**Problem description**
Give nothing except the number of lines containing the word "quick".

* START Data shown *

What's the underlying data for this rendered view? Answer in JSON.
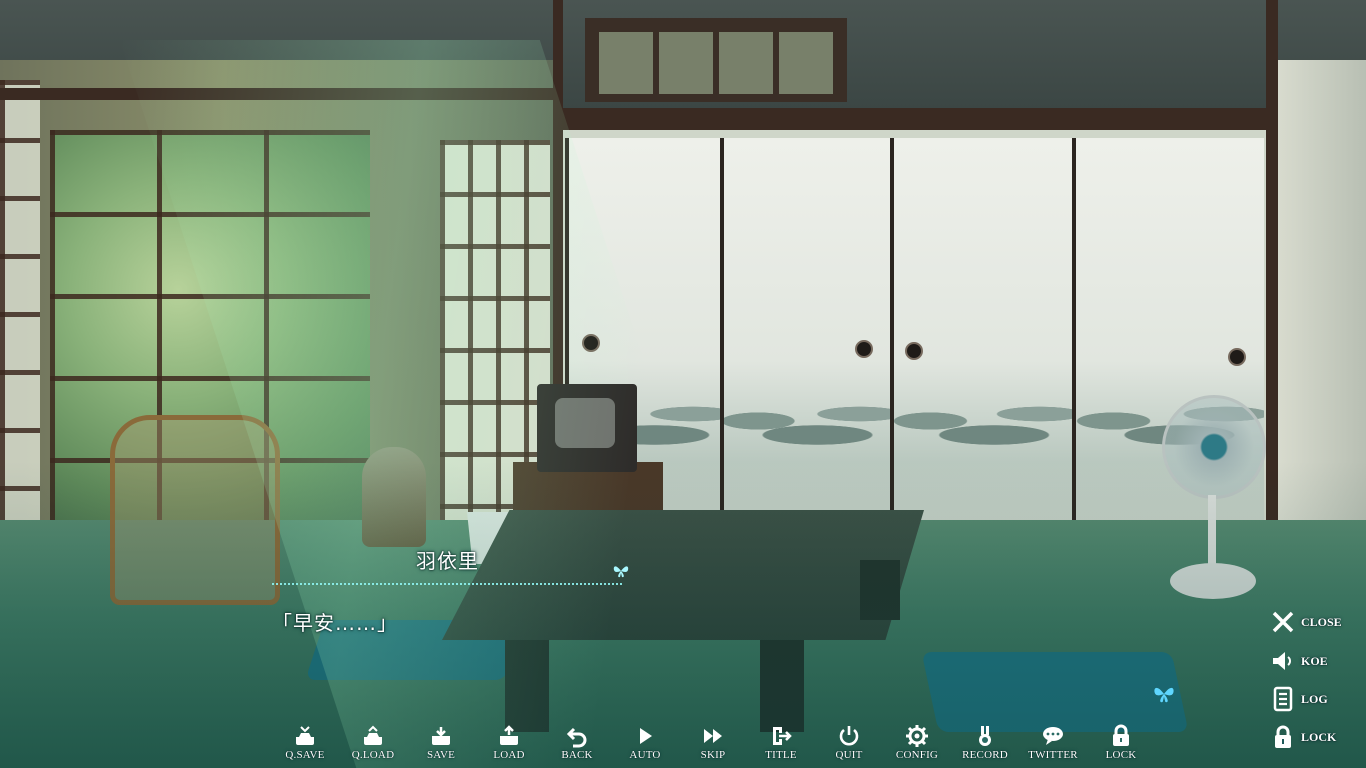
{
  "dialogue": {
    "speaker": "羽依里",
    "text": "「早安……」"
  },
  "toolbar": {
    "buttons": [
      {
        "label": "Q.SAVE",
        "icon": "quick-save-icon"
      },
      {
        "label": "Q.LOAD",
        "icon": "quick-load-icon"
      },
      {
        "label": "SAVE",
        "icon": "save-icon"
      },
      {
        "label": "LOAD",
        "icon": "load-icon"
      },
      {
        "label": "BACK",
        "icon": "back-icon"
      },
      {
        "label": "AUTO",
        "icon": "auto-play-icon"
      },
      {
        "label": "SKIP",
        "icon": "skip-icon"
      },
      {
        "label": "TITLE",
        "icon": "title-exit-icon"
      },
      {
        "label": "QUIT",
        "icon": "power-icon"
      },
      {
        "label": "CONFIG",
        "icon": "gear-icon"
      },
      {
        "label": "RECORD",
        "icon": "medal-icon"
      },
      {
        "label": "TWITTER",
        "icon": "speech-bubble-icon"
      },
      {
        "label": "LOCK",
        "icon": "lock-icon"
      }
    ]
  },
  "side_menu": {
    "close": "CLOSE",
    "koe": "KOE",
    "log": "LOG",
    "lock": "LOCK"
  },
  "colors": {
    "ui_text": "#ffffff",
    "accent_cyan": "#8ff3f0",
    "butterfly": "#5fd6ff"
  }
}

* END Data shown *

**Full solution**
2